───── Material to process ─────

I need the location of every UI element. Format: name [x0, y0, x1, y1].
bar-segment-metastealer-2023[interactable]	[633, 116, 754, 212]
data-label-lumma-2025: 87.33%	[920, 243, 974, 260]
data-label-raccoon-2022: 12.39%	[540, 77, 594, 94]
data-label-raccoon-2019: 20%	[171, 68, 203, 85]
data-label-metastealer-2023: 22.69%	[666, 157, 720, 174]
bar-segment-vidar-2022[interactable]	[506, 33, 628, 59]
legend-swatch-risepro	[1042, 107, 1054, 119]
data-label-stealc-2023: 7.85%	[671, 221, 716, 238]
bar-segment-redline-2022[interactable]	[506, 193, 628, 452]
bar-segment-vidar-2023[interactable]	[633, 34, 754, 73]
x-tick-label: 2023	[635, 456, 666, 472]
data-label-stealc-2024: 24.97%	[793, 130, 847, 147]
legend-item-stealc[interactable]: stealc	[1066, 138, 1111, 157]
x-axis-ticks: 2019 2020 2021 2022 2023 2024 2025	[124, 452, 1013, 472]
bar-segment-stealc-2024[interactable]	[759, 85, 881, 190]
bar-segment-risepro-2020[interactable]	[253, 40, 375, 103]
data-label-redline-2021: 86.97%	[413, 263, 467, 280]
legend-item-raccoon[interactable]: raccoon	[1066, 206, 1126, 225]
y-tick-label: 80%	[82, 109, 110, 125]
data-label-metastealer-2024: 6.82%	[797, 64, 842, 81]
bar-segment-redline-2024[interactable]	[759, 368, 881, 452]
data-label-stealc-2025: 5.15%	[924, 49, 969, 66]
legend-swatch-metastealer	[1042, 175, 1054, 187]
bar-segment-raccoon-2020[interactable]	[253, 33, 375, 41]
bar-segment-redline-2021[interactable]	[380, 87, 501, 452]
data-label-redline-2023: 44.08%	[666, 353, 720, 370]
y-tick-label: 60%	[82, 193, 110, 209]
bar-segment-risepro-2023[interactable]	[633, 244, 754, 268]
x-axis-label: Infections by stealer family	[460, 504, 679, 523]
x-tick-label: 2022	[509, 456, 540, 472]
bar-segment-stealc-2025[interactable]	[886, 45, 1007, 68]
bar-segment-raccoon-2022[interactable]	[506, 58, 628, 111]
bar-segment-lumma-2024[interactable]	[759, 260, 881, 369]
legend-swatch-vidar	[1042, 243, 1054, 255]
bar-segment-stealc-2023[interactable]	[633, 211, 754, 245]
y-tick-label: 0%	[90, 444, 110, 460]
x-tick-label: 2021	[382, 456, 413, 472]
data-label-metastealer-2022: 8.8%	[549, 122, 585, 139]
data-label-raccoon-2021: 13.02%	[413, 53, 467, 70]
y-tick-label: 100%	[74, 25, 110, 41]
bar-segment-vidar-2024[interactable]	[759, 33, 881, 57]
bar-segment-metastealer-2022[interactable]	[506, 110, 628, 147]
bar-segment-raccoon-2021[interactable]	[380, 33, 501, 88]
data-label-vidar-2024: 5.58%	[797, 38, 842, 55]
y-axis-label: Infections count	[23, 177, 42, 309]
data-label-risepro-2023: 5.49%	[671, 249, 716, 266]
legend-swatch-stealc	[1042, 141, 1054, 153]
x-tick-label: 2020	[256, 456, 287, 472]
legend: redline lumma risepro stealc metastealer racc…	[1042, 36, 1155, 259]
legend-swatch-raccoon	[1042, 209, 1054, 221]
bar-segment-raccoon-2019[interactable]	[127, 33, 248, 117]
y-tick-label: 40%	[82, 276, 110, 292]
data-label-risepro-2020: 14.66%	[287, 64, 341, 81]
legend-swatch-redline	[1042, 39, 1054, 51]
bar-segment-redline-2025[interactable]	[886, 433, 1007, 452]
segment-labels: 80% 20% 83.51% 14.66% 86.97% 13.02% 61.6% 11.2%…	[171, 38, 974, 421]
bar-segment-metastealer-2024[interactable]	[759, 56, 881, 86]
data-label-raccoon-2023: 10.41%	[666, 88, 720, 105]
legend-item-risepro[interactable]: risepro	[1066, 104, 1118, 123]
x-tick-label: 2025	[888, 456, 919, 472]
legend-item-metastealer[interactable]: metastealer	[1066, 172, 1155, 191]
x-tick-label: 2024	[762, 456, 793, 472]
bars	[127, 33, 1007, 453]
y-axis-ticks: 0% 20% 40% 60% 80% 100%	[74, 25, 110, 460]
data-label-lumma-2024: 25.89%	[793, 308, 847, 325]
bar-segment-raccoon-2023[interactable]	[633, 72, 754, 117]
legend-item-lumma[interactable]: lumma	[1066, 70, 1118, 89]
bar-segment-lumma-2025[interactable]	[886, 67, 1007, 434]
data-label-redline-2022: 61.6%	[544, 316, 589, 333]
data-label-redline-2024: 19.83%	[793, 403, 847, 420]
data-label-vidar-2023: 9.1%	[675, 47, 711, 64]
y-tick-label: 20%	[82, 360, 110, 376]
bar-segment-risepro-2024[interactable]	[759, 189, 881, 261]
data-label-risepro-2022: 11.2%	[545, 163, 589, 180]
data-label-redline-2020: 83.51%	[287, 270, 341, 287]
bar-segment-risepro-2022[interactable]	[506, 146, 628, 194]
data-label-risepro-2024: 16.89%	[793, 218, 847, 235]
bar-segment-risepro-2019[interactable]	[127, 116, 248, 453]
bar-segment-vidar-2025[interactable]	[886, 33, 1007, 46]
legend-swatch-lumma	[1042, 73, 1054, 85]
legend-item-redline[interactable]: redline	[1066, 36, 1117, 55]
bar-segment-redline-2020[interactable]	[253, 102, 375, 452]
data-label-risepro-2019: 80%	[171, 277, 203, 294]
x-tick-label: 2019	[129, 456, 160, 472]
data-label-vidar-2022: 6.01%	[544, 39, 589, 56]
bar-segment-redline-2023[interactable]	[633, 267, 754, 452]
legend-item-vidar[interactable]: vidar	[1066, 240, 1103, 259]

─────

→ **To do**:
Count the lines in the data above that contain the string "axis", matching case exactly, and give only the number.

→ **Expected answer**:
4